Records from a dataset
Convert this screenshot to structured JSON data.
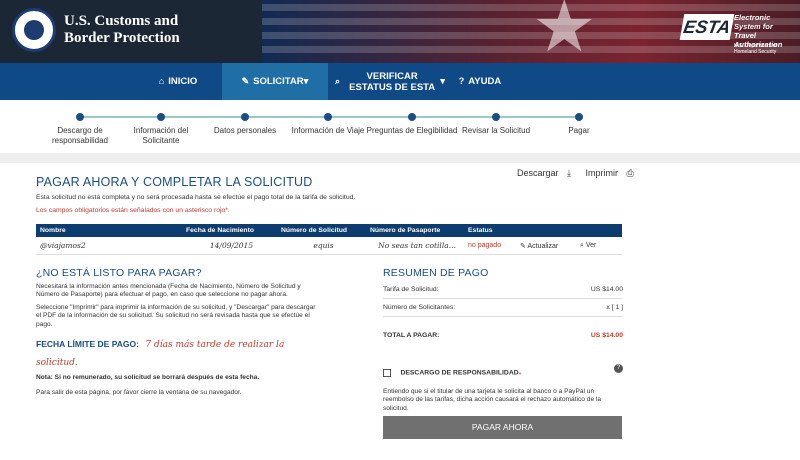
{
  "header": {
    "agency_line1": "U.S. Customs and",
    "agency_line2": "Border Protection",
    "esta_logo": "ESTA",
    "esta_name": "Electronic System for Travel Authorization",
    "esta_dept": "U.S. Department of Homeland Security"
  },
  "nav": {
    "inicio": "INICIO",
    "solicitar": "SOLICITAR",
    "verificar": "VERIFICAR ESTATUS DE ESTA",
    "ayuda": "AYUDA"
  },
  "progress": {
    "steps": [
      "Descargo de responsabilidad",
      "Información del Solicitante",
      "Datos personales",
      "Información de Viaje",
      "Preguntas de Elegibilidad",
      "Revisar la Solicitud",
      "Pagar"
    ]
  },
  "main": {
    "title": "PAGAR AHORA Y COMPLETAR LA SOLICITUD",
    "download": "Descargar",
    "print": "Imprimir",
    "subtext": "Esta solicitud no está completa y no será procesada hasta se efectúe el pago total de la tarifa de solicitud.",
    "required": "Los campos obligatorios están señalados con un asterisco rojo*."
  },
  "table": {
    "headers": [
      "Nombre",
      "Fecha de Nacimiento",
      "Número de Solicitud",
      "Número de Pasaporte",
      "Estatus",
      "",
      ""
    ],
    "row": {
      "nombre": "@viajamos2",
      "fecha": "14/09/2015",
      "solicitud": "equis",
      "pasaporte": "No seas tan cotilla...",
      "estatus": "no pagado",
      "actualizar": "Actualizar",
      "ver": "Ver"
    }
  },
  "left": {
    "heading": "¿NO ESTÁ LISTO PARA PAGAR?",
    "p1": "Necesitará la información antes mencionada (Fecha de Nacimiento, Número de Solicitud y Número de Pasaporte) para efectuar el pago, en caso que seleccione no pagar ahora.",
    "p2": "Seleccione \"Imprimir\" para imprimir la información de su solicitud, y \"Descargar\" para descargar el PDF de la información de su solicitud. Su solicitud no será revisada hasta que se efectúe el pago.",
    "deadline_label": "FECHA LÍMITE DE PAGO:",
    "deadline_hand": "7 días más tarde de realizar la solicitud.",
    "note": "Nota: Si no remunerado, su solicitud se borrará después de esta fecha.",
    "exit": "Para salir de esta página, por favor cierre la ventana de su navegador."
  },
  "summary": {
    "heading": "RESUMEN DE PAGO",
    "fee_label": "Tarifa de Solicitud:",
    "fee_value": "US $14.00",
    "count_label": "Número de Solicitantes:",
    "count_value": "x [ 1 ]",
    "total_label": "TOTAL A PAGAR:",
    "total_value": "US $14.00"
  },
  "disclaimer": {
    "label": "DESCARGO DE RESPONSABILIDAD",
    "text": "Entiendo que si el titular de una tarjeta le solicita al banco o a PayPal un reembolso de las tarifas, dicha acción causará el rechazo automático de la solicitud."
  },
  "pay_button": "PAGAR AHORA"
}
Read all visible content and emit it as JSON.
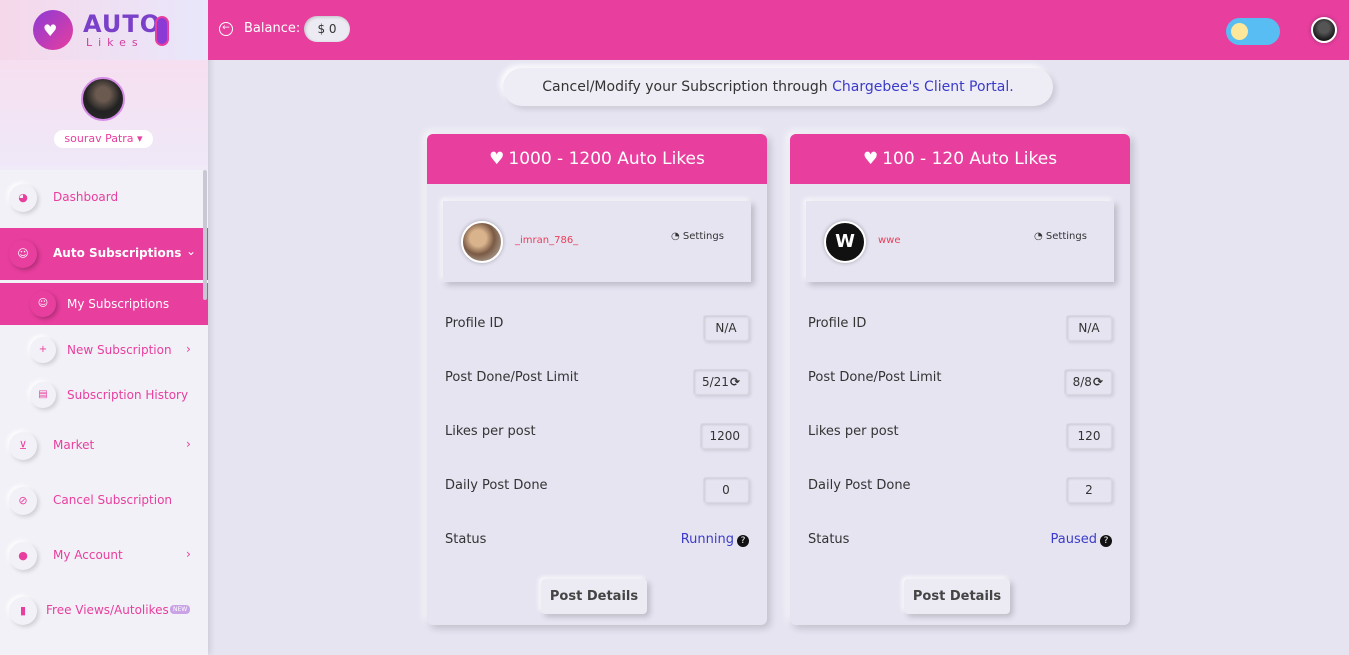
{
  "brand": {
    "name": "AUTO",
    "sub": "Likes",
    "badge": "IG"
  },
  "user": {
    "name": "sourav Patra"
  },
  "header": {
    "balance_label": "Balance:",
    "balance_value": "$ 0"
  },
  "sidebar": {
    "items": [
      {
        "label": "Dashboard",
        "icon": "pie-chart-icon"
      },
      {
        "label": "Auto Subscriptions",
        "icon": "users-icon",
        "chevron": "⌄"
      },
      {
        "label": "Market",
        "icon": "cart-icon",
        "chevron": "›"
      },
      {
        "label": "Cancel Subscription",
        "icon": "ban-icon"
      },
      {
        "label": "My Account",
        "icon": "user-icon",
        "chevron": "›"
      },
      {
        "label": "Free Views/Autolikes",
        "icon": "bookmark-icon",
        "badge": "NEW"
      }
    ],
    "subitems": [
      {
        "label": "My Subscriptions",
        "icon": "users-icon"
      },
      {
        "label": "New Subscription",
        "icon": "user-plus-icon",
        "chevron": "›"
      },
      {
        "label": "Subscription History",
        "icon": "clipboard-icon"
      }
    ]
  },
  "banner": {
    "text": "Cancel/Modify your Subscription through ",
    "link": "Chargebee's Client Portal."
  },
  "rows": {
    "profile_id": "Profile ID",
    "post_done": "Post Done/Post Limit",
    "likes_per_post": "Likes per post",
    "daily_post_done": "Daily Post Done",
    "status": "Status"
  },
  "cards": [
    {
      "title": "1000 - 1200 Auto Likes",
      "username": "_imran_786_",
      "settings": "Settings",
      "profile_id": "N/A",
      "post_done": "5/21",
      "likes_per_post": "1200",
      "daily_post_done": "0",
      "status": "Running",
      "button": "Post Details"
    },
    {
      "title": "100 - 120 Auto Likes",
      "username": "wwe",
      "settings": "Settings",
      "profile_id": "N/A",
      "post_done": "8/8",
      "likes_per_post": "120",
      "daily_post_done": "2",
      "status": "Paused",
      "button": "Post Details"
    }
  ],
  "colors": {
    "accent": "#e83e9e",
    "link": "#3b3bc9",
    "background": "#e6e4f1"
  }
}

■ GIVEN INSTRUCTION ■
Copy in full each line that holds the word "JSON".

■ CORRECT RESULT ■
Convert this screenshot to structured JSON data.
Read all visible content and emit it as JSON.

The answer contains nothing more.